Directive: Take the entries below and reproduce them word for word.

Entries from a dataset:
>> Begin

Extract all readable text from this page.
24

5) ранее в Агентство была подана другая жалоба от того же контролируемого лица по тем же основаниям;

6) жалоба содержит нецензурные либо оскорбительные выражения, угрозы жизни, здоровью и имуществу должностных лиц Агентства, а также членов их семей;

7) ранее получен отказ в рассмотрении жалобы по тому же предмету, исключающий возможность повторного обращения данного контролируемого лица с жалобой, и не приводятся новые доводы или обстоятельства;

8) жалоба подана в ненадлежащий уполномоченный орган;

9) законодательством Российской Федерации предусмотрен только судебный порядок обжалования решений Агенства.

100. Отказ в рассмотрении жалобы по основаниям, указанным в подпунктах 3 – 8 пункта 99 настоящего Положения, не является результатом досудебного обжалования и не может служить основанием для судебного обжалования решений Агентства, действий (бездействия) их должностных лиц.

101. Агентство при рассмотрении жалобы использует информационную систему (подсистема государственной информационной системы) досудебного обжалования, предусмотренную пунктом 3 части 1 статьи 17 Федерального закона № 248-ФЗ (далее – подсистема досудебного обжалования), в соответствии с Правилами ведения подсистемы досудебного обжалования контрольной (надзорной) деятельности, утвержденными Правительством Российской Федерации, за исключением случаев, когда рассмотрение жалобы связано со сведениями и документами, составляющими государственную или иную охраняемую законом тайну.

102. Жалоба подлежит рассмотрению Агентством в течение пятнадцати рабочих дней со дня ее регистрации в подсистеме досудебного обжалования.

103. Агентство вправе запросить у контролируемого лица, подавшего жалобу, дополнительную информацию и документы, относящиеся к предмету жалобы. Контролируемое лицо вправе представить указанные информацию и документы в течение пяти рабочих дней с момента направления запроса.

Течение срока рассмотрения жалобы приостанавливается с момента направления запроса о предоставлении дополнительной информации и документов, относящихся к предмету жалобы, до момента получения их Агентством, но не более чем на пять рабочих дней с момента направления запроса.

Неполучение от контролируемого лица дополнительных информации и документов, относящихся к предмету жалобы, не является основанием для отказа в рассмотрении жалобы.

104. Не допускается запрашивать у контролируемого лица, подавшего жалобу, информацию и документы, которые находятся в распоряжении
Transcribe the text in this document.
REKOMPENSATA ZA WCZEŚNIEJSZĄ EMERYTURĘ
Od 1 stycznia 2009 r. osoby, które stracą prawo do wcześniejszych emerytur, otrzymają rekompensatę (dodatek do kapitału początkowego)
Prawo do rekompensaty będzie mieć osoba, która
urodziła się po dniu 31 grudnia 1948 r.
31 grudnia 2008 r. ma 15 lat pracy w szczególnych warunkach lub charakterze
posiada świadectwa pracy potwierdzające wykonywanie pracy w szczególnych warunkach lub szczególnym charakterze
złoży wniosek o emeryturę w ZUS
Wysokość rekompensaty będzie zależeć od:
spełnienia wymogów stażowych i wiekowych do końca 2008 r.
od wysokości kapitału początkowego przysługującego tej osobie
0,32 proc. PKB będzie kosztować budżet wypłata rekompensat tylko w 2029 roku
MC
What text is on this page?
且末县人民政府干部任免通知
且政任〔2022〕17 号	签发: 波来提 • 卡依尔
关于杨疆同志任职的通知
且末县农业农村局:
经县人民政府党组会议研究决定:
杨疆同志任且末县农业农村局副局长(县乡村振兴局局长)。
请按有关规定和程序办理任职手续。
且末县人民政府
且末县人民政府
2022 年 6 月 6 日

>> End

Result for this exercise:
Extract all readable text from this page.
24

5) ранее в Агентство была подана другая жалоба от того же контролируемого лица по тем же основаниям;

6) жалоба содержит нецензурные либо оскорбительные выражения, угрозы жизни, здоровью и имуществу должностных лиц Агентства, а также членов их семей;

7) ранее получен отказ в рассмотрении жалобы по тому же предмету, исключающий возможность повторного обращения данного контролируемого лица с жалобой, и не приводятся новые доводы или обстоятельства;

8) жалоба подана в ненадлежащий уполномоченный орган;

9) законодательством Российской Федерации предусмотрен только судебный порядок обжалования решений Агенства.

100. Отказ в рассмотрении жалобы по основаниям, указанным в подпунктах 3 – 8 пункта 99 настоящего Положения, не является результатом досудебного обжалования и не может служить основанием для судебного обжалования решений Агентства, действий (бездействия) их должностных лиц.

101. Агентство при рассмотрении жалобы использует информационную систему (подсистема государственной информационной системы) досудебного обжалования, предусмотренную пунктом 3 части 1 статьи 17 Федерального закона № 248-ФЗ (далее – подсистема досудебного обжалования), в соответствии с Правилами ведения подсистемы досудебного обжалования контрольной (надзорной) деятельности, утвержденными Правительством Российской Федерации, за исключением случаев, когда рассмотрение жалобы связано со сведениями и документами, составляющими государственную или иную охраняемую законом тайну.

102. Жалоба подлежит рассмотрению Агентством в течение пятнадцати рабочих дней со дня ее регистрации в подсистеме досудебного обжалования.

103. Агентство вправе запросить у контролируемого лица, подавшего жалобу, дополнительную информацию и документы, относящиеся к предмету жалобы. Контролируемое лицо вправе представить указанные информацию и документы в течение пяти рабочих дней с момента направления запроса.

Течение срока рассмотрения жалобы приостанавливается с момента направления запроса о предоставлении дополнительной информации и документов, относящихся к предмету жалобы, до момента получения их Агентством, но не более чем на пять рабочих дней с момента направления запроса.

Неполучение от контролируемого лица дополнительных информации и документов, относящихся к предмету жалобы, не является основанием для отказа в рассмотрении жалобы.

104. Не допускается запрашивать у контролируемого лица, подавшего жалобу, информацию и документы, которые находятся в распоряжении
Transcribe the text in this document.
REKOMPENSATA ZA WCZEŚNIEJSZĄ EMERYTURĘ
Od 1 stycznia 2009 r. osoby, które stracą prawo do wcześniejszych emerytur, otrzymają rekompensatę (dodatek do kapitału początkowego)
Prawo do rekompensaty będzie mieć osoba, która
urodziła się po dniu 31 grudnia 1948 r.
31 grudnia 2008 r. ma 15 lat pracy w szczególnych warunkach lub charakterze
posiada świadectwa pracy potwierdzające wykonywanie pracy w szczególnych warunkach lub szczególnym charakterze
złoży wniosek o emeryturę w ZUS
Wysokość rekompensaty będzie zależeć od:
spełnienia wymogów stażowych i wiekowych do końca 2008 r.
od wysokości kapitału początkowego przysługującego tej osobie
0,32 proc. PKB będzie kosztować budżet wypłata rekompensat tylko w 2029 roku
MC
What text is on this page?
且末县人民政府干部任免通知
且政任〔2022〕17 号	签发: 波来提 • 卡依尔
关于杨疆同志任职的通知
且末县农业农村局:
经县人民政府党组会议研究决定:
杨疆同志任且末县农业农村局副局长(县乡村振兴局局长)。
请按有关规定和程序办理任职手续。
且末县人民政府
且末县人民政府
2022 年 6 月 6 日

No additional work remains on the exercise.